Output every line of the data exactly as it appears.

* [Listed records]:
======

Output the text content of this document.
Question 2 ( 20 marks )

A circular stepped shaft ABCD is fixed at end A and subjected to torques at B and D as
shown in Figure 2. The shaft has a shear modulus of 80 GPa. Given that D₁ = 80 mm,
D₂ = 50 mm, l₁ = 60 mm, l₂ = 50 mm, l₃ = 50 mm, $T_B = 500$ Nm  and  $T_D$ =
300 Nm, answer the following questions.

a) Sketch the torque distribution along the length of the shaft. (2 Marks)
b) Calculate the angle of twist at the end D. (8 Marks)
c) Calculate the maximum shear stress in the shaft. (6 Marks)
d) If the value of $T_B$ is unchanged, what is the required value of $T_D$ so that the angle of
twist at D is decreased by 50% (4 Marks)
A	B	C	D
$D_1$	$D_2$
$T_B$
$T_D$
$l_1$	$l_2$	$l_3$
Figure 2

======

* [The solution]:
Output the text content of this document.
Question 2 ( 20 marks )

A circular stepped shaft ABCD is fixed at end A and subjected to torques at B and D as
shown in Figure 2. The shaft has a shear modulus of 80 GPa. Given that D₁ = 80 mm,
D₂ = 50 mm, l₁ = 60 mm, l₂ = 50 mm, l₃ = 50 mm, $T_B = 500$ Nm  and  $T_D$ =
300 Nm, answer the following questions.

a) Sketch the torque distribution along the length of the shaft. (2 Marks)
b) Calculate the angle of twist at the end D. (8 Marks)
c) Calculate the maximum shear stress in the shaft. (6 Marks)
d) If the value of $T_B$ is unchanged, what is the required value of $T_D$ so that the angle of
twist at D is decreased by 50% (4 Marks)
A	B	C	D
$D_1$	$D_2$
$T_B$
$T_D$
$l_1$	$l_2$	$l_3$
Figure 2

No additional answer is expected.